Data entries

———

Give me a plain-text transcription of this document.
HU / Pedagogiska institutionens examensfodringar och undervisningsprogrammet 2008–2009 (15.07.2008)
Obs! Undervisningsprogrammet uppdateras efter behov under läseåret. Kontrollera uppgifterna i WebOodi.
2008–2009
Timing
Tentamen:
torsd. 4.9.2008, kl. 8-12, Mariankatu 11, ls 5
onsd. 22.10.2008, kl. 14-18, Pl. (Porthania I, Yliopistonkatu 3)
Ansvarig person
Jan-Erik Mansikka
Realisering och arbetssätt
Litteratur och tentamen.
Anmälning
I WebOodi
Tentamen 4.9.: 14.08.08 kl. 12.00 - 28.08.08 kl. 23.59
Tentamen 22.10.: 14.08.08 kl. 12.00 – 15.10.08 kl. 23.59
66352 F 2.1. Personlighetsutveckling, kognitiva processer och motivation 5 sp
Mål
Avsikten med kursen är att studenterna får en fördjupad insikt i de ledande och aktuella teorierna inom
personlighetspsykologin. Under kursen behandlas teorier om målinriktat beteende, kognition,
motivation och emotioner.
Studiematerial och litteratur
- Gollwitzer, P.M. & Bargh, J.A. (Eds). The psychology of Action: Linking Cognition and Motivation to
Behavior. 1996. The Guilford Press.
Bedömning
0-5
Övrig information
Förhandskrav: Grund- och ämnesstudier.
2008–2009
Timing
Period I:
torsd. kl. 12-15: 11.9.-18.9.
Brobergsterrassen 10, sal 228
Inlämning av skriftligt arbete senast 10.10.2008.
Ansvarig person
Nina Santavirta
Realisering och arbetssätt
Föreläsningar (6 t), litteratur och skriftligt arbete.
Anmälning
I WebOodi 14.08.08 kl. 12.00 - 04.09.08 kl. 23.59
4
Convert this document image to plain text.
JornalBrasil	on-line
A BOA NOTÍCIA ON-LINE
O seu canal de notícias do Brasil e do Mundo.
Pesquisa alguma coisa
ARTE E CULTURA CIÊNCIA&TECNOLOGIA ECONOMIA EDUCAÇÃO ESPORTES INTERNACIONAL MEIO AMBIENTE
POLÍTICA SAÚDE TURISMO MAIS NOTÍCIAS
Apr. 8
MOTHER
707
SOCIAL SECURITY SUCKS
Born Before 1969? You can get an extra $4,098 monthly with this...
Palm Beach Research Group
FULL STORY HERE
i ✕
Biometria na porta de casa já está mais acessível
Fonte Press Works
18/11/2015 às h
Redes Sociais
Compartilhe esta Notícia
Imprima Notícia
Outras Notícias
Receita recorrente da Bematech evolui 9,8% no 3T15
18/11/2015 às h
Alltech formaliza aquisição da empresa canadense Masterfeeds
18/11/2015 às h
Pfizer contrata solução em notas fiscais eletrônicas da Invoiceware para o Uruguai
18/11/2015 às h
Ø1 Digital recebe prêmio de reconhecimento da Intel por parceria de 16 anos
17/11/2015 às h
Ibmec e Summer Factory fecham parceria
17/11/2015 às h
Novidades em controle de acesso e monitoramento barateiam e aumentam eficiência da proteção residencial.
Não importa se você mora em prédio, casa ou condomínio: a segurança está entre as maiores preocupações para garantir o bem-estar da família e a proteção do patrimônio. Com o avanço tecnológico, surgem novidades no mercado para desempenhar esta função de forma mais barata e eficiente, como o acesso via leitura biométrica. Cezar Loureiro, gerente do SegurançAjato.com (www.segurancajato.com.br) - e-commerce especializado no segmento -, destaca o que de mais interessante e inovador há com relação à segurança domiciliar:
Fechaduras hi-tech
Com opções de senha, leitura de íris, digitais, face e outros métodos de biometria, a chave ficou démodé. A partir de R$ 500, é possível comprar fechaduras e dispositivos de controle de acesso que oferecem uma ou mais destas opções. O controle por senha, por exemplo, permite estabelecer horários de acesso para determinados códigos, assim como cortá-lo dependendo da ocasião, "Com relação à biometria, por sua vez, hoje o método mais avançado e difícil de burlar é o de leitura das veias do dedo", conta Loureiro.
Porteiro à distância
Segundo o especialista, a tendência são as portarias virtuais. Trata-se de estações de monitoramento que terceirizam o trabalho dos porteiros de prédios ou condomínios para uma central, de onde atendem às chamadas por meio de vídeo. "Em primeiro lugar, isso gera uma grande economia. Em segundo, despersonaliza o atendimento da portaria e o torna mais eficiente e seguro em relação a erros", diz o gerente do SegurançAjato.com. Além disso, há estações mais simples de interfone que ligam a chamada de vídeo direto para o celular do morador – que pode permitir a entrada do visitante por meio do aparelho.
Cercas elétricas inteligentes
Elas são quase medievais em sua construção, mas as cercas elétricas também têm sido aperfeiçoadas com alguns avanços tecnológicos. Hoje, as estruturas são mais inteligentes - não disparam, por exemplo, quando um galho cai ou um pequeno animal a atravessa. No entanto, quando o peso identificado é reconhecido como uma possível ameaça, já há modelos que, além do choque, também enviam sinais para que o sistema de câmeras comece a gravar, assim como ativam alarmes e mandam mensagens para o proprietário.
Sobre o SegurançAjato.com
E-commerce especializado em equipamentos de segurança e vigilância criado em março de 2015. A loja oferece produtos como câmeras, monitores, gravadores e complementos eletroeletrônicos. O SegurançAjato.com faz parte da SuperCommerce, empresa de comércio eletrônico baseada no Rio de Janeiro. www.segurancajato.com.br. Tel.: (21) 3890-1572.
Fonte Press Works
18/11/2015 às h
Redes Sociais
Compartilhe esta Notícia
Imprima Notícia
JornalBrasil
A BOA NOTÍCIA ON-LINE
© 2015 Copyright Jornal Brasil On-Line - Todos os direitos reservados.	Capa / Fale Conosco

———

**What is required:**
Quote all of the entries verbatim.

**Solution:**
Give me a plain-text transcription of this document.
HU / Pedagogiska institutionens examensfodringar och undervisningsprogrammet 2008–2009 (15.07.2008)
Obs! Undervisningsprogrammet uppdateras efter behov under läseåret. Kontrollera uppgifterna i WebOodi.
2008–2009
Timing
Tentamen:
torsd. 4.9.2008, kl. 8-12, Mariankatu 11, ls 5
onsd. 22.10.2008, kl. 14-18, Pl. (Porthania I, Yliopistonkatu 3)
Ansvarig person
Jan-Erik Mansikka
Realisering och arbetssätt
Litteratur och tentamen.
Anmälning
I WebOodi
Tentamen 4.9.: 14.08.08 kl. 12.00 - 28.08.08 kl. 23.59
Tentamen 22.10.: 14.08.08 kl. 12.00 – 15.10.08 kl. 23.59
66352 F 2.1. Personlighetsutveckling, kognitiva processer och motivation 5 sp
Mål
Avsikten med kursen är att studenterna får en fördjupad insikt i de ledande och aktuella teorierna inom
personlighetspsykologin. Under kursen behandlas teorier om målinriktat beteende, kognition,
motivation och emotioner.
Studiematerial och litteratur
- Gollwitzer, P.M. & Bargh, J.A. (Eds). The psychology of Action: Linking Cognition and Motivation to
Behavior. 1996. The Guilford Press.
Bedömning
0-5
Övrig information
Förhandskrav: Grund- och ämnesstudier.
2008–2009
Timing
Period I:
torsd. kl. 12-15: 11.9.-18.9.
Brobergsterrassen 10, sal 228
Inlämning av skriftligt arbete senast 10.10.2008.
Ansvarig person
Nina Santavirta
Realisering och arbetssätt
Föreläsningar (6 t), litteratur och skriftligt arbete.
Anmälning
I WebOodi 14.08.08 kl. 12.00 - 04.09.08 kl. 23.59
4
Convert this document image to plain text.
JornalBrasil	on-line
A BOA NOTÍCIA ON-LINE
O seu canal de notícias do Brasil e do Mundo.
Pesquisa alguma coisa
ARTE E CULTURA CIÊNCIA&TECNOLOGIA ECONOMIA EDUCAÇÃO ESPORTES INTERNACIONAL MEIO AMBIENTE
POLÍTICA SAÚDE TURISMO MAIS NOTÍCIAS
Apr. 8
MOTHER
707
SOCIAL SECURITY SUCKS
Born Before 1969? You can get an extra $4,098 monthly with this...
Palm Beach Research Group
FULL STORY HERE
i ✕
Biometria na porta de casa já está mais acessível
Fonte Press Works
18/11/2015 às h
Redes Sociais
Compartilhe esta Notícia
Imprima Notícia
Outras Notícias
Receita recorrente da Bematech evolui 9,8% no 3T15
18/11/2015 às h
Alltech formaliza aquisição da empresa canadense Masterfeeds
18/11/2015 às h
Pfizer contrata solução em notas fiscais eletrônicas da Invoiceware para o Uruguai
18/11/2015 às h
Ø1 Digital recebe prêmio de reconhecimento da Intel por parceria de 16 anos
17/11/2015 às h
Ibmec e Summer Factory fecham parceria
17/11/2015 às h
Novidades em controle de acesso e monitoramento barateiam e aumentam eficiência da proteção residencial.
Não importa se você mora em prédio, casa ou condomínio: a segurança está entre as maiores preocupações para garantir o bem-estar da família e a proteção do patrimônio. Com o avanço tecnológico, surgem novidades no mercado para desempenhar esta função de forma mais barata e eficiente, como o acesso via leitura biométrica. Cezar Loureiro, gerente do SegurançAjato.com (www.segurancajato.com.br) - e-commerce especializado no segmento -, destaca o que de mais interessante e inovador há com relação à segurança domiciliar:
Fechaduras hi-tech
Com opções de senha, leitura de íris, digitais, face e outros métodos de biometria, a chave ficou démodé. A partir de R$ 500, é possível comprar fechaduras e dispositivos de controle de acesso que oferecem uma ou mais destas opções. O controle por senha, por exemplo, permite estabelecer horários de acesso para determinados códigos, assim como cortá-lo dependendo da ocasião, "Com relação à biometria, por sua vez, hoje o método mais avançado e difícil de burlar é o de leitura das veias do dedo", conta Loureiro.
Porteiro à distância
Segundo o especialista, a tendência são as portarias virtuais. Trata-se de estações de monitoramento que terceirizam o trabalho dos porteiros de prédios ou condomínios para uma central, de onde atendem às chamadas por meio de vídeo. "Em primeiro lugar, isso gera uma grande economia. Em segundo, despersonaliza o atendimento da portaria e o torna mais eficiente e seguro em relação a erros", diz o gerente do SegurançAjato.com. Além disso, há estações mais simples de interfone que ligam a chamada de vídeo direto para o celular do morador – que pode permitir a entrada do visitante por meio do aparelho.
Cercas elétricas inteligentes
Elas são quase medievais em sua construção, mas as cercas elétricas também têm sido aperfeiçoadas com alguns avanços tecnológicos. Hoje, as estruturas são mais inteligentes - não disparam, por exemplo, quando um galho cai ou um pequeno animal a atravessa. No entanto, quando o peso identificado é reconhecido como uma possível ameaça, já há modelos que, além do choque, também enviam sinais para que o sistema de câmeras comece a gravar, assim como ativam alarmes e mandam mensagens para o proprietário.
Sobre o SegurançAjato.com
E-commerce especializado em equipamentos de segurança e vigilância criado em março de 2015. A loja oferece produtos como câmeras, monitores, gravadores e complementos eletroeletrônicos. O SegurançAjato.com faz parte da SuperCommerce, empresa de comércio eletrônico baseada no Rio de Janeiro. www.segurancajato.com.br. Tel.: (21) 3890-1572.
Fonte Press Works
18/11/2015 às h
Redes Sociais
Compartilhe esta Notícia
Imprima Notícia
JornalBrasil
A BOA NOTÍCIA ON-LINE
© 2015 Copyright Jornal Brasil On-Line - Todos os direitos reservados.	Capa / Fale Conosco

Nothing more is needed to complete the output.